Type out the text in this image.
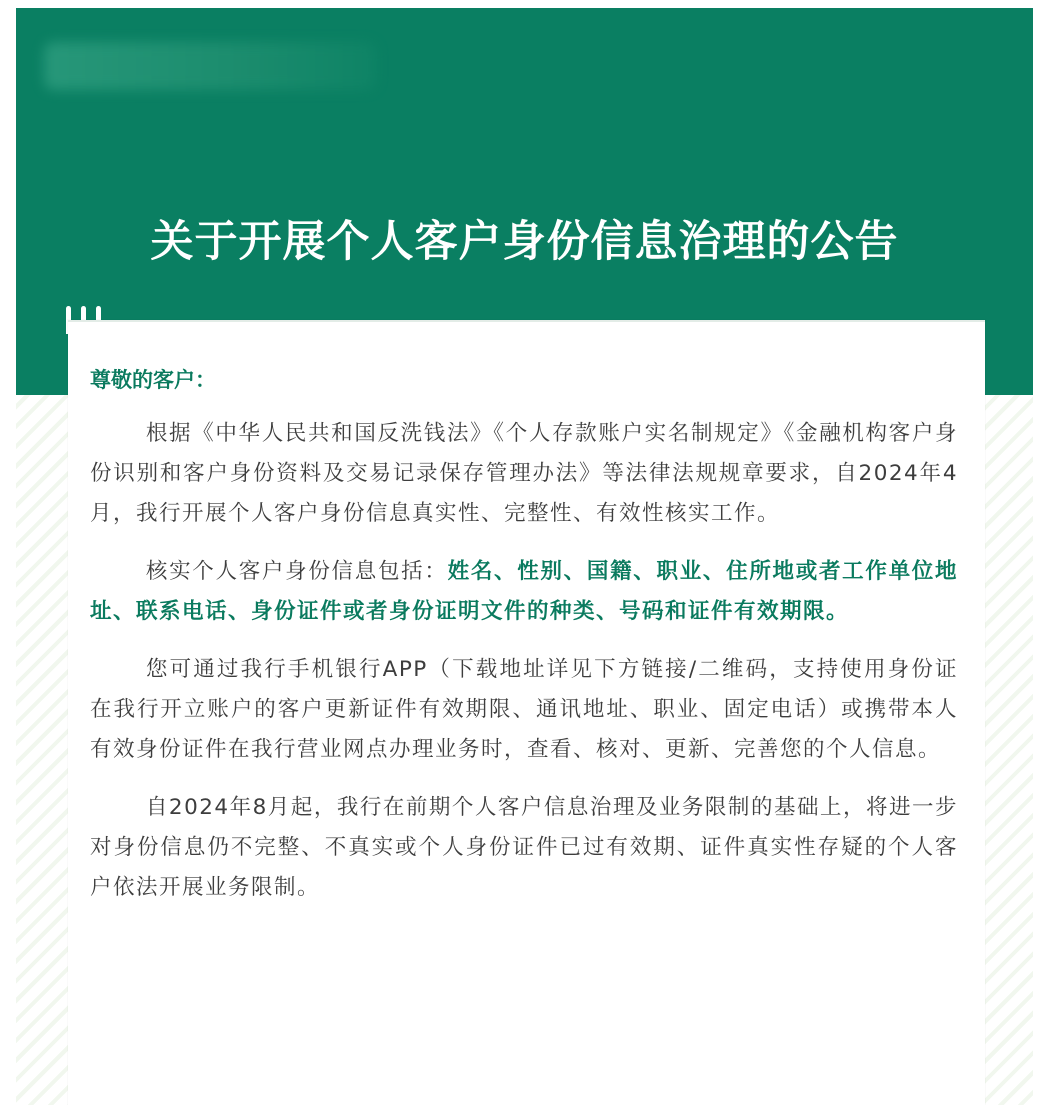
关于开展个人客户身份信息治理的公告
尊敬的客户：

根据《中华人民共和国反洗钱法》《个人存款账户实名制规定》《金融机构客户身份识别和客户身份资料及交易记录保存管理办法》等法律法规规章要求，自2024年4月，我行开展个人客户身份信息真实性、完整性、有效性核实工作。

核实个人客户身份信息包括：姓名、性别、国籍、职业、住所地或者工作单位地址、联系电话、身份证件或者身份证明文件的种类、号码和证件有效期限。

您可通过我行手机银行APP（下载地址详见下方链接/二维码，支持使用身份证在我行开立账户的客户更新证件有效期限、通讯地址、职业、固定电话）或携带本人有效身份证件在我行营业网点办理业务时，查看、核对、更新、完善您的个人信息。

自2024年8月起，我行在前期个人客户信息治理及业务限制的基础上，将进一步对身份信息仍不完整、不真实或个人身份证件已过有效期、证件真实性存疑的个人客户依法开展业务限制。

--

TASK DETAILS: Give every record again exactly, apart from the pictures, which stay out.

EXERCISE ANSWER:
Type out the text in this image.
关于开展个人客户身份信息治理的公告
尊敬的客户：

根据《中华人民共和国反洗钱法》《个人存款账户实名制规定》《金融机构客户身份识别和客户身份资料及交易记录保存管理办法》等法律法规规章要求，自2024年4月，我行开展个人客户身份信息真实性、完整性、有效性核实工作。

核实个人客户身份信息包括：姓名、性别、国籍、职业、住所地或者工作单位地址、联系电话、身份证件或者身份证明文件的种类、号码和证件有效期限。

您可通过我行手机银行APP（下载地址详见下方链接/二维码，支持使用身份证在我行开立账户的客户更新证件有效期限、通讯地址、职业、固定电话）或携带本人有效身份证件在我行营业网点办理业务时，查看、核对、更新、完善您的个人信息。

自2024年8月起，我行在前期个人客户信息治理及业务限制的基础上，将进一步对身份信息仍不完整、不真实或个人身份证件已过有效期、证件真实性存疑的个人客户依法开展业务限制。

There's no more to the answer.